Repeat all of the records verbatim.
[start Given information]
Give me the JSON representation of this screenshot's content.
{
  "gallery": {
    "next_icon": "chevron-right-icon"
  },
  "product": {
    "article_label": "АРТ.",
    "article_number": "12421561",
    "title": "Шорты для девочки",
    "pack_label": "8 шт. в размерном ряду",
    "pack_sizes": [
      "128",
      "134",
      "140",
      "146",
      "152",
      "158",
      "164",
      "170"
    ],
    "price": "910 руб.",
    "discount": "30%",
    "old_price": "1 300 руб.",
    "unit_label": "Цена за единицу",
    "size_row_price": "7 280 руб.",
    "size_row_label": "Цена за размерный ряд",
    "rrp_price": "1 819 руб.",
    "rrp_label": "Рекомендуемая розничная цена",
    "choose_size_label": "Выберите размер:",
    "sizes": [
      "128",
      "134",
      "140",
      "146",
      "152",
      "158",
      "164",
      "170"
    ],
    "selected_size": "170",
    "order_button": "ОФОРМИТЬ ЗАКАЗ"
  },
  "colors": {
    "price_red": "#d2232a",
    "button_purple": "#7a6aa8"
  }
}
[end Given information]
== Output for this exercise ==
Give me the JSON representation of this screenshot's content.
{
  "gallery": {
    "next_icon": "chevron-right-icon"
  },
  "product": {
    "article_label": "АРТ.",
    "article_number": "12421561",
    "title": "Шорты для девочки",
    "pack_label": "8 шт. в размерном ряду",
    "pack_sizes": [
      "128",
      "134",
      "140",
      "146",
      "152",
      "158",
      "164",
      "170"
    ],
    "price": "910 руб.",
    "discount": "30%",
    "old_price": "1 300 руб.",
    "unit_label": "Цена за единицу",
    "size_row_price": "7 280 руб.",
    "size_row_label": "Цена за размерный ряд",
    "rrp_price": "1 819 руб.",
    "rrp_label": "Рекомендуемая розничная цена",
    "choose_size_label": "Выберите размер:",
    "sizes": [
      "128",
      "134",
      "140",
      "146",
      "152",
      "158",
      "164",
      "170"
    ],
    "selected_size": "170",
    "order_button": "ОФОРМИТЬ ЗАКАЗ"
  },
  "colors": {
    "price_red": "#d2232a",
    "button_purple": "#7a6aa8"
  }
}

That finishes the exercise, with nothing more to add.